- **SOURCE EXTRACT**:
------
- Born: December 20, 1717 Gloucester County, Colony of Virginia, British America
- Died: 1790 (aged 72–73) Brunswick County, Virginia, United States
- Occupations: Planter, Politician

= William Thornton (Virginia burgess) =

American planter and politician (1717–1790)

William Thornton (December 20, 1717 – 1790) was a British American planter and public official in Colonial Virginia. Thornton served as member of the House of Burgesses for Brunswick County from 1756 to 1768 and as justice of the county and of the quorum as early as 1760 and as late as 1774/5. Thornton was the great-grandson of William Thornton who arrived in Virginia from England as late as 1646 settling in Gloucester County, Virginia. He was through his paternal line a cousin of fellow burgesses, Francis Thornton of Spotsylvania, Presley Thornton of Northumberland, George Thornton of Spotsylvania, William Thornton of King George and William Thornton of Richmond County, Virginia.

==Early life and education==
William Thornton was born in Gloucester County, Virginia, to Francis Thornton (1692–1737). His father was a wealthy planter of Petsworth Parish, where the Thornton family had been established since the 1640s. Thornton's father would go on to inherit the lands of his grandfather and would serve as a vestryman of Petsworth Parish. As part of the planting elite he was afforded an education far above that of most colonial Americans. Though it is not precisely known where he received his education it is likely he attended the College of William & Mary, as currently no records indicate he was sent to England as a number of sons of Virginia planters were. He married his first cousin Jane Clack on June 25, 1736, at Ware Parish. The church had been built by her paternal grandfather, an Oxford educated Anglican minister during his tenure.

== Career ==
In 1752, William Thornton removed to Brunswick County, Virginia. At the time the country was in the frontier reaches of the Colony. Thornton quickly rose to be one of the foremost citizens of his county through his large land grant and familial connection. His prominence gained him political prowess ultimately leading to his election to the House of Burgesses in 1756. By 1760 he was able to expand his power in Brunswick County by attaining the position of Justice. Thornton appears to have over-reached in the powers of his office, in 1764, the citizens of Brunswick County sent a petition to the Acting Colonial Governor, Francis Fauquier complaining of the conduct and character of the justices of the county court. The petition specifically alleges that Thornton and his brother-in-law John Clack appeared on the bench in cases they had a personal interest in and refused to hear evidence in cases which resulted in innocent people having to pay costs. If the petition had any effect it appears not to have taken so until 1768, when Thornton finally left the office of Burgess. Little is known of his later years, he appears to have focused on planting and retired from the political realm of Williamsburg before the Revolution.

== Family ==
William Thornton and Jane Clack were the parents of thirteen children. Four of his sons, Francis, William, Sterling and Reuben are known to have served during the American Revolution receiving the ranks of officers. Many of his descends held vast tracts of land and prominent social and political positions in the Southside of Virginia.
------
- **RECORDS SUPPLIED**:
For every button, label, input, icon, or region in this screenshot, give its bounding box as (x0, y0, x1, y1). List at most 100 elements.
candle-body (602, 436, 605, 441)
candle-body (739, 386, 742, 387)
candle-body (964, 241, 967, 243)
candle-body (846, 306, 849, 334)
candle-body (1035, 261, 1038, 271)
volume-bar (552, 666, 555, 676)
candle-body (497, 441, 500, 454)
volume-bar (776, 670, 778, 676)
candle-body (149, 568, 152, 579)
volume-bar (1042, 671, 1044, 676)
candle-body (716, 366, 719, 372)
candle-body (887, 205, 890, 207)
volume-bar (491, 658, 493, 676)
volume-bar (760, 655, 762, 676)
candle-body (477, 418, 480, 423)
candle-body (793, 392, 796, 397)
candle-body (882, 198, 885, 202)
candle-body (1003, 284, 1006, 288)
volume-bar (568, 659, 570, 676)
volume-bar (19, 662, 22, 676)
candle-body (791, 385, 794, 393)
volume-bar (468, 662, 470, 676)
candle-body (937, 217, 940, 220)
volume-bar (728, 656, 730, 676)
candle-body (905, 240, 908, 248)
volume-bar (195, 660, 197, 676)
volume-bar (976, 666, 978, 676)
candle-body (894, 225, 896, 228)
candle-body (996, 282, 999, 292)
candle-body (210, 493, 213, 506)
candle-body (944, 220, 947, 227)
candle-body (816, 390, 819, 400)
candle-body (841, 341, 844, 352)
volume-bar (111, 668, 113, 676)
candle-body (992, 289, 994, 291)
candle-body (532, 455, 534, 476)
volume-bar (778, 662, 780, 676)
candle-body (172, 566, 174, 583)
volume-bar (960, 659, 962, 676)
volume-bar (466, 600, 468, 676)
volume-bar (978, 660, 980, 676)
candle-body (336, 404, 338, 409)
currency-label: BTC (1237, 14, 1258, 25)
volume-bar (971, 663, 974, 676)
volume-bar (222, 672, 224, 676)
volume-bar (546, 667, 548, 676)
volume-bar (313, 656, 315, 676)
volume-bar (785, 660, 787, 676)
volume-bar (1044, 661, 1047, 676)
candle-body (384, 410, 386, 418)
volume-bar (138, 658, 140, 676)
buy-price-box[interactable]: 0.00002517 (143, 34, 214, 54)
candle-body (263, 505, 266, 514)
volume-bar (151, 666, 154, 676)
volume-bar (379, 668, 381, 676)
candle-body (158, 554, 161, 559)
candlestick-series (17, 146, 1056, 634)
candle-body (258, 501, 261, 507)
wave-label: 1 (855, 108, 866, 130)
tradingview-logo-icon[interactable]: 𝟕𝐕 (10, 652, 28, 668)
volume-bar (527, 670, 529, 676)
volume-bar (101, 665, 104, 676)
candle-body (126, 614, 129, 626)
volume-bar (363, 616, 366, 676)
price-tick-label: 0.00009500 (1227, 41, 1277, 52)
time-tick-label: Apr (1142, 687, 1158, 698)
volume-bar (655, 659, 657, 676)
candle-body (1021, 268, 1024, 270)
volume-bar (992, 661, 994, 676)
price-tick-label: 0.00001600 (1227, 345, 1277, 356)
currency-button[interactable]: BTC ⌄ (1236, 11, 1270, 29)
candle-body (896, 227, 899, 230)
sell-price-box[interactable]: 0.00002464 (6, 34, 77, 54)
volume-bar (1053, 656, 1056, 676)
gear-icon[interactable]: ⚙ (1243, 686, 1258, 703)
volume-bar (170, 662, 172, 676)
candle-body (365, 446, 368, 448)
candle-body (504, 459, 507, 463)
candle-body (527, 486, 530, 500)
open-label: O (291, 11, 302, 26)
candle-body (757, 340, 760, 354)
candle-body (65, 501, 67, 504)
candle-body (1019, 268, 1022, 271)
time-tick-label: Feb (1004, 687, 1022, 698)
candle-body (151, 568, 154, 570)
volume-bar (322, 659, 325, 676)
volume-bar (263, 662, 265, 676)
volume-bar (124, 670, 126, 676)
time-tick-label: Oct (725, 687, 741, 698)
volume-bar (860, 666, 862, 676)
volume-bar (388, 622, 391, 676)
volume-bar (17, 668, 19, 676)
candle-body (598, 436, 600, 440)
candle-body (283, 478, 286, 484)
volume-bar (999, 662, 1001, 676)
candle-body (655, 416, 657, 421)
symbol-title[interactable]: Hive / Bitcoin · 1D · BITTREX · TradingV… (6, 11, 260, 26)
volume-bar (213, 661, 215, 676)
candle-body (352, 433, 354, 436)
------
- **TASK TO COMPLETE**: Reproduce the passage of the William Thornton biography starting at "William Thornton (December" and ending at "Richmond County, Virginia.", substituting "colonial legislature" for "House of Burgesses".

- **SOLUTION**:
William Thornton (December 20, 1717 – 1790) was a British American planter and public official in Colonial Virginia. Thornton served as member of the colonial legislature for Brunswick County from 1756 to 1768 and as justice of the county and of the quorum as early as 1760 and as late as 1774/5. Thornton was the great-grandson of William Thornton who arrived in Virginia from England as late as 1646 settling in Gloucester County, Virginia. He was through his paternal line a cousin of fellow burgesses, Francis Thornton of Spotsylvania, Presley Thornton of Northumberland, George Thornton of Spotsylvania, William Thornton of King George and William Thornton of Richmond County, Virginia.